▸ Figure record listings
-- begin --

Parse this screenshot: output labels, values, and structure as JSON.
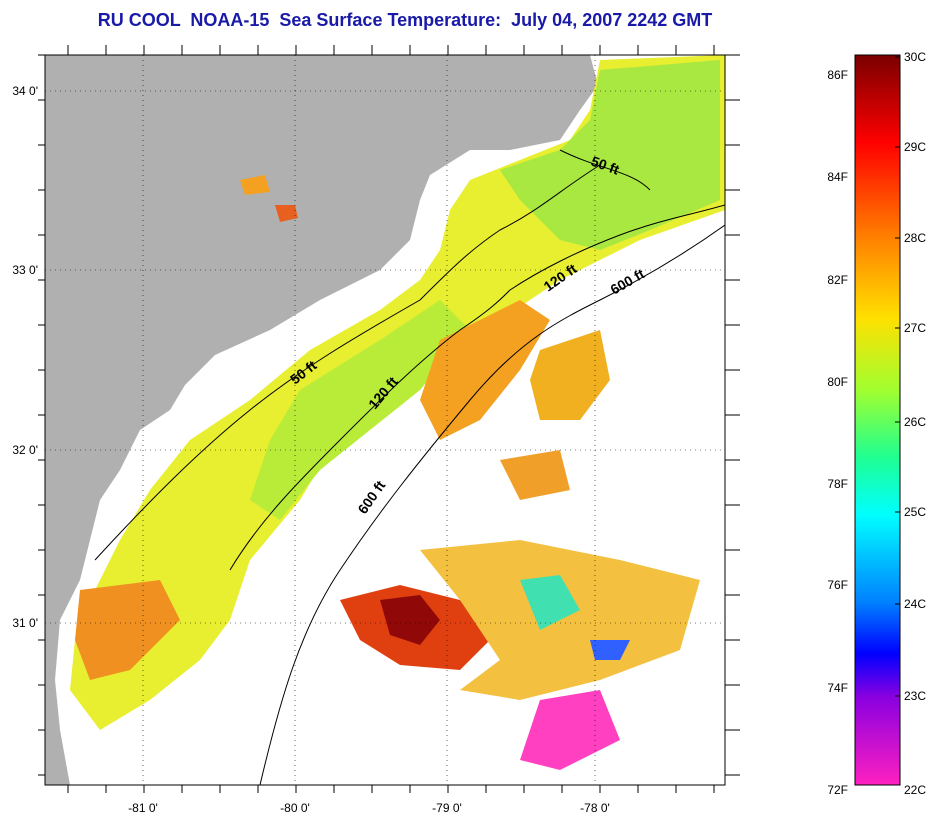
{
  "title": "RU COOL  NOAA-15  Sea Surface Temperature:  July 04, 2007 2242 GMT",
  "map": {
    "lat_labels": [
      "34 0'",
      "33 0'",
      "32 0'",
      "31 0'"
    ],
    "lon_labels": [
      "-81 0'",
      "-80 0'",
      "-79 0'",
      "-78 0'"
    ],
    "contour_labels": [
      {
        "text": "50 ft",
        "rotate": 20
      },
      {
        "text": "50 ft",
        "rotate": -38
      },
      {
        "text": "120 ft",
        "rotate": -35
      },
      {
        "text": "120 ft",
        "rotate": -50
      },
      {
        "text": "600 ft",
        "rotate": -30
      },
      {
        "text": "600 ft",
        "rotate": -55
      }
    ],
    "colors": {
      "land": "#b0b0b0",
      "cloud": "#ffffff"
    }
  },
  "colorbar": {
    "fahrenheit_labels": [
      "86F",
      "84F",
      "82F",
      "80F",
      "78F",
      "76F",
      "74F",
      "72F"
    ],
    "celsius_labels": [
      "30C",
      "29C",
      "28C",
      "27C",
      "26C",
      "25C",
      "24C",
      "23C",
      "22C"
    ],
    "gradient": [
      "#800000",
      "#ff0000",
      "#ff8000",
      "#ffff00",
      "#00ff80",
      "#00ffff",
      "#0080ff",
      "#0000ff",
      "#8000ff",
      "#ff00ff"
    ]
  }
}
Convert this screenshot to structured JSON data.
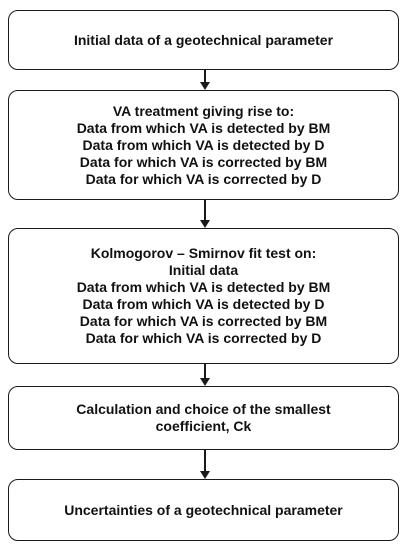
{
  "flowchart": {
    "step1": {
      "lines": [
        "Initial data of a geotechnical parameter"
      ]
    },
    "step2": {
      "lines": [
        "VA treatment giving rise to:",
        "Data from which VA is detected by BM",
        "Data from which VA is detected by D",
        "Data for which VA is corrected by BM",
        "Data for which VA is corrected by D"
      ]
    },
    "step3": {
      "lines": [
        "Kolmogorov – Smirnov fit test on:",
        "Initial data",
        "Data from which VA is detected by BM",
        "Data from which VA is detected by D",
        "Data for which VA is corrected by BM",
        "Data for which VA is corrected by D"
      ]
    },
    "step4": {
      "lines": [
        "Calculation and choice of the smallest",
        "coefficient, Ck"
      ]
    },
    "step5": {
      "lines": [
        "Uncertainties of a geotechnical parameter"
      ]
    }
  }
}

-- end --

Copy the listing over exactly, skipping the pictures it holds.

Parse this screenshot: output labels, values, and structure as JSON.
{
  "title": "RU COOL  NOAA-15  Sea Surface Temperature:  July 04, 2007 2242 GMT",
  "map": {
    "lat_labels": [
      "34 0'",
      "33 0'",
      "32 0'",
      "31 0'"
    ],
    "lon_labels": [
      "-81 0'",
      "-80 0'",
      "-79 0'",
      "-78 0'"
    ],
    "contour_labels": [
      {
        "text": "50 ft",
        "rotate": 20
      },
      {
        "text": "50 ft",
        "rotate": -38
      },
      {
        "text": "120 ft",
        "rotate": -35
      },
      {
        "text": "120 ft",
        "rotate": -50
      },
      {
        "text": "600 ft",
        "rotate": -30
      },
      {
        "text": "600 ft",
        "rotate": -55
      }
    ],
    "colors": {
      "land": "#b0b0b0",
      "cloud": "#ffffff"
    }
  },
  "colorbar": {
    "fahrenheit_labels": [
      "86F",
      "84F",
      "82F",
      "80F",
      "78F",
      "76F",
      "74F",
      "72F"
    ],
    "celsius_labels": [
      "30C",
      "29C",
      "28C",
      "27C",
      "26C",
      "25C",
      "24C",
      "23C",
      "22C"
    ],
    "gradient": [
      "#800000",
      "#ff0000",
      "#ff8000",
      "#ffff00",
      "#00ff80",
      "#00ffff",
      "#0080ff",
      "#0000ff",
      "#8000ff",
      "#ff00ff"
    ]
  }
}
Convert this screenshot to structured JSON data.
{
  "flowchart": {
    "step1": {
      "lines": [
        "Initial data of a geotechnical parameter"
      ]
    },
    "step2": {
      "lines": [
        "VA treatment giving rise to:",
        "Data from which VA is detected by BM",
        "Data from which VA is detected by D",
        "Data for which VA is corrected by BM",
        "Data for which VA is corrected by D"
      ]
    },
    "step3": {
      "lines": [
        "Kolmogorov – Smirnov fit test on:",
        "Initial data",
        "Data from which VA is detected by BM",
        "Data from which VA is detected by D",
        "Data for which VA is corrected by BM",
        "Data for which VA is corrected by D"
      ]
    },
    "step4": {
      "lines": [
        "Calculation and choice of the smallest",
        "coefficient, Ck"
      ]
    },
    "step5": {
      "lines": [
        "Uncertainties of a geotechnical parameter"
      ]
    }
  }
}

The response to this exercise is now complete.